**Problem details**
All entries must be repeated exactly; do not include the pictures.

-------------------------

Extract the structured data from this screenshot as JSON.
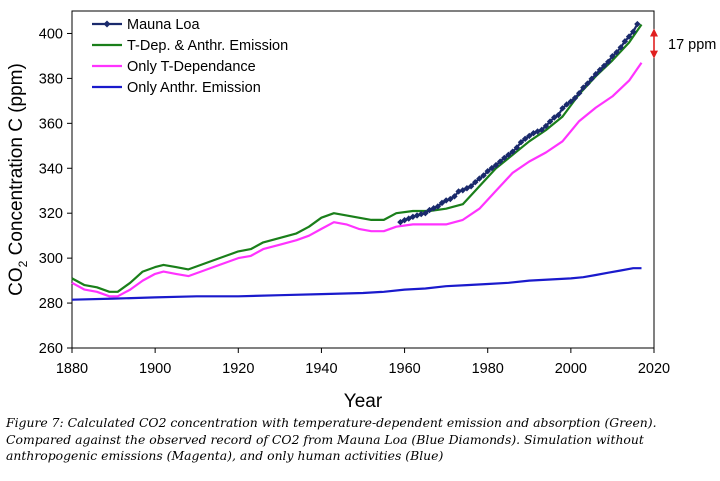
{
  "chart_data": {
    "type": "line",
    "xlabel": "Year",
    "ylabel": "CO",
    "ylabel_sub": "2",
    "ylabel_rest": " Concentration C (ppm)",
    "xlim": [
      1880,
      2020
    ],
    "ylim": [
      260,
      410
    ],
    "xticks": [
      1880,
      1900,
      1920,
      1940,
      1960,
      1980,
      2000,
      2020
    ],
    "yticks": [
      260,
      280,
      300,
      320,
      340,
      360,
      380,
      400
    ],
    "grid": false,
    "legend_position": "top-left",
    "annotation": {
      "text": "17 ppm",
      "from": 387,
      "to": 404,
      "x": 2020
    },
    "series": [
      {
        "name": "Mauna Loa",
        "color": "#1a2a6c",
        "marker": "diamond",
        "x": [
          1959,
          1960,
          1961,
          1962,
          1963,
          1964,
          1965,
          1966,
          1967,
          1968,
          1969,
          1970,
          1971,
          1972,
          1973,
          1974,
          1975,
          1976,
          1977,
          1978,
          1979,
          1980,
          1981,
          1982,
          1983,
          1984,
          1985,
          1986,
          1987,
          1988,
          1989,
          1990,
          1991,
          1992,
          1993,
          1994,
          1995,
          1996,
          1997,
          1998,
          1999,
          2000,
          2001,
          2002,
          2003,
          2004,
          2005,
          2006,
          2007,
          2008,
          2009,
          2010,
          2011,
          2012,
          2013,
          2014,
          2015,
          2016
        ],
        "values": [
          316.0,
          316.9,
          317.6,
          318.4,
          319.0,
          319.6,
          320.0,
          321.4,
          322.2,
          323.0,
          324.6,
          325.7,
          326.3,
          327.5,
          329.7,
          330.2,
          331.1,
          332.0,
          333.8,
          335.4,
          336.8,
          338.7,
          340.1,
          341.4,
          343.0,
          344.6,
          346.0,
          347.4,
          349.2,
          351.6,
          353.1,
          354.4,
          355.6,
          356.4,
          357.1,
          358.8,
          360.8,
          362.6,
          363.7,
          366.7,
          368.4,
          369.7,
          371.3,
          373.4,
          375.9,
          377.7,
          379.8,
          381.9,
          383.8,
          385.6,
          387.4,
          389.9,
          391.6,
          393.8,
          396.5,
          398.6,
          400.8,
          404.2
        ]
      },
      {
        "name": "T-Dep. & Anthr. Emission",
        "color": "#1a7f1a",
        "x": [
          1880,
          1883,
          1886,
          1889,
          1891,
          1894,
          1897,
          1900,
          1902,
          1905,
          1908,
          1911,
          1914,
          1917,
          1920,
          1923,
          1926,
          1930,
          1934,
          1937,
          1940,
          1943,
          1946,
          1949,
          1952,
          1955,
          1958,
          1962,
          1966,
          1970,
          1974,
          1978,
          1982,
          1986,
          1990,
          1994,
          1998,
          2002,
          2006,
          2010,
          2014,
          2017
        ],
        "values": [
          291,
          288,
          287,
          285,
          285,
          289,
          294,
          296,
          297,
          296,
          295,
          297,
          299,
          301,
          303,
          304,
          307,
          309,
          311,
          314,
          318,
          320,
          319,
          318,
          317,
          317,
          320,
          321,
          321,
          322,
          324,
          332,
          340,
          346,
          352,
          357,
          363,
          373,
          381,
          388,
          396,
          404
        ]
      },
      {
        "name": "Only T-Dependance",
        "color": "#ff33ff",
        "x": [
          1880,
          1883,
          1886,
          1889,
          1891,
          1894,
          1897,
          1900,
          1902,
          1905,
          1908,
          1911,
          1914,
          1917,
          1920,
          1923,
          1926,
          1930,
          1934,
          1937,
          1940,
          1943,
          1946,
          1949,
          1952,
          1955,
          1958,
          1962,
          1966,
          1970,
          1974,
          1978,
          1982,
          1986,
          1990,
          1994,
          1998,
          2002,
          2006,
          2010,
          2014,
          2017
        ],
        "values": [
          289,
          286,
          285,
          283,
          283,
          286,
          290,
          293,
          294,
          293,
          292,
          294,
          296,
          298,
          300,
          301,
          304,
          306,
          308,
          310,
          313,
          316,
          315,
          313,
          312,
          312,
          314,
          315,
          315,
          315,
          317,
          322,
          330,
          338,
          343,
          347,
          352,
          361,
          367,
          372,
          379,
          387
        ]
      },
      {
        "name": "Only Anthr. Emission",
        "color": "#1a1acc",
        "x": [
          1880,
          1890,
          1900,
          1910,
          1920,
          1930,
          1940,
          1950,
          1955,
          1960,
          1965,
          1970,
          1975,
          1980,
          1985,
          1990,
          1995,
          2000,
          2003,
          2006,
          2009,
          2012,
          2015,
          2017
        ],
        "values": [
          281.5,
          282,
          282.5,
          283,
          283,
          283.5,
          284,
          284.5,
          285,
          286,
          286.5,
          287.5,
          288,
          288.5,
          289,
          290,
          290.5,
          291,
          291.5,
          292.5,
          293.5,
          294.5,
          295.5,
          295.5
        ]
      }
    ]
  },
  "caption": "Figure 7: Calculated CO2 concentration with temperature-dependent emission and absorption (Green). Compared against the observed record of CO2 from Mauna Loa (Blue Diamonds). Simulation without anthropogenic emissions (Magenta), and only human activities (Blue)"
}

-------------------------

**Written response**
Extract the structured data from this screenshot as JSON.
{
  "chart_data": {
    "type": "line",
    "xlabel": "Year",
    "ylabel": "CO",
    "ylabel_sub": "2",
    "ylabel_rest": " Concentration C (ppm)",
    "xlim": [
      1880,
      2020
    ],
    "ylim": [
      260,
      410
    ],
    "xticks": [
      1880,
      1900,
      1920,
      1940,
      1960,
      1980,
      2000,
      2020
    ],
    "yticks": [
      260,
      280,
      300,
      320,
      340,
      360,
      380,
      400
    ],
    "grid": false,
    "legend_position": "top-left",
    "annotation": {
      "text": "17 ppm",
      "from": 387,
      "to": 404,
      "x": 2020
    },
    "series": [
      {
        "name": "Mauna Loa",
        "color": "#1a2a6c",
        "marker": "diamond",
        "x": [
          1959,
          1960,
          1961,
          1962,
          1963,
          1964,
          1965,
          1966,
          1967,
          1968,
          1969,
          1970,
          1971,
          1972,
          1973,
          1974,
          1975,
          1976,
          1977,
          1978,
          1979,
          1980,
          1981,
          1982,
          1983,
          1984,
          1985,
          1986,
          1987,
          1988,
          1989,
          1990,
          1991,
          1992,
          1993,
          1994,
          1995,
          1996,
          1997,
          1998,
          1999,
          2000,
          2001,
          2002,
          2003,
          2004,
          2005,
          2006,
          2007,
          2008,
          2009,
          2010,
          2011,
          2012,
          2013,
          2014,
          2015,
          2016
        ],
        "values": [
          316.0,
          316.9,
          317.6,
          318.4,
          319.0,
          319.6,
          320.0,
          321.4,
          322.2,
          323.0,
          324.6,
          325.7,
          326.3,
          327.5,
          329.7,
          330.2,
          331.1,
          332.0,
          333.8,
          335.4,
          336.8,
          338.7,
          340.1,
          341.4,
          343.0,
          344.6,
          346.0,
          347.4,
          349.2,
          351.6,
          353.1,
          354.4,
          355.6,
          356.4,
          357.1,
          358.8,
          360.8,
          362.6,
          363.7,
          366.7,
          368.4,
          369.7,
          371.3,
          373.4,
          375.9,
          377.7,
          379.8,
          381.9,
          383.8,
          385.6,
          387.4,
          389.9,
          391.6,
          393.8,
          396.5,
          398.6,
          400.8,
          404.2
        ]
      },
      {
        "name": "T-Dep. & Anthr. Emission",
        "color": "#1a7f1a",
        "x": [
          1880,
          1883,
          1886,
          1889,
          1891,
          1894,
          1897,
          1900,
          1902,
          1905,
          1908,
          1911,
          1914,
          1917,
          1920,
          1923,
          1926,
          1930,
          1934,
          1937,
          1940,
          1943,
          1946,
          1949,
          1952,
          1955,
          1958,
          1962,
          1966,
          1970,
          1974,
          1978,
          1982,
          1986,
          1990,
          1994,
          1998,
          2002,
          2006,
          2010,
          2014,
          2017
        ],
        "values": [
          291,
          288,
          287,
          285,
          285,
          289,
          294,
          296,
          297,
          296,
          295,
          297,
          299,
          301,
          303,
          304,
          307,
          309,
          311,
          314,
          318,
          320,
          319,
          318,
          317,
          317,
          320,
          321,
          321,
          322,
          324,
          332,
          340,
          346,
          352,
          357,
          363,
          373,
          381,
          388,
          396,
          404
        ]
      },
      {
        "name": "Only T-Dependance",
        "color": "#ff33ff",
        "x": [
          1880,
          1883,
          1886,
          1889,
          1891,
          1894,
          1897,
          1900,
          1902,
          1905,
          1908,
          1911,
          1914,
          1917,
          1920,
          1923,
          1926,
          1930,
          1934,
          1937,
          1940,
          1943,
          1946,
          1949,
          1952,
          1955,
          1958,
          1962,
          1966,
          1970,
          1974,
          1978,
          1982,
          1986,
          1990,
          1994,
          1998,
          2002,
          2006,
          2010,
          2014,
          2017
        ],
        "values": [
          289,
          286,
          285,
          283,
          283,
          286,
          290,
          293,
          294,
          293,
          292,
          294,
          296,
          298,
          300,
          301,
          304,
          306,
          308,
          310,
          313,
          316,
          315,
          313,
          312,
          312,
          314,
          315,
          315,
          315,
          317,
          322,
          330,
          338,
          343,
          347,
          352,
          361,
          367,
          372,
          379,
          387
        ]
      },
      {
        "name": "Only Anthr. Emission",
        "color": "#1a1acc",
        "x": [
          1880,
          1890,
          1900,
          1910,
          1920,
          1930,
          1940,
          1950,
          1955,
          1960,
          1965,
          1970,
          1975,
          1980,
          1985,
          1990,
          1995,
          2000,
          2003,
          2006,
          2009,
          2012,
          2015,
          2017
        ],
        "values": [
          281.5,
          282,
          282.5,
          283,
          283,
          283.5,
          284,
          284.5,
          285,
          286,
          286.5,
          287.5,
          288,
          288.5,
          289,
          290,
          290.5,
          291,
          291.5,
          292.5,
          293.5,
          294.5,
          295.5,
          295.5
        ]
      }
    ]
  },
  "caption": "Figure 7: Calculated CO2 concentration with temperature-dependent emission and absorption (Green). Compared against the observed record of CO2 from Mauna Loa (Blue Diamonds). Simulation without anthropogenic emissions (Magenta), and only human activities (Blue)"
}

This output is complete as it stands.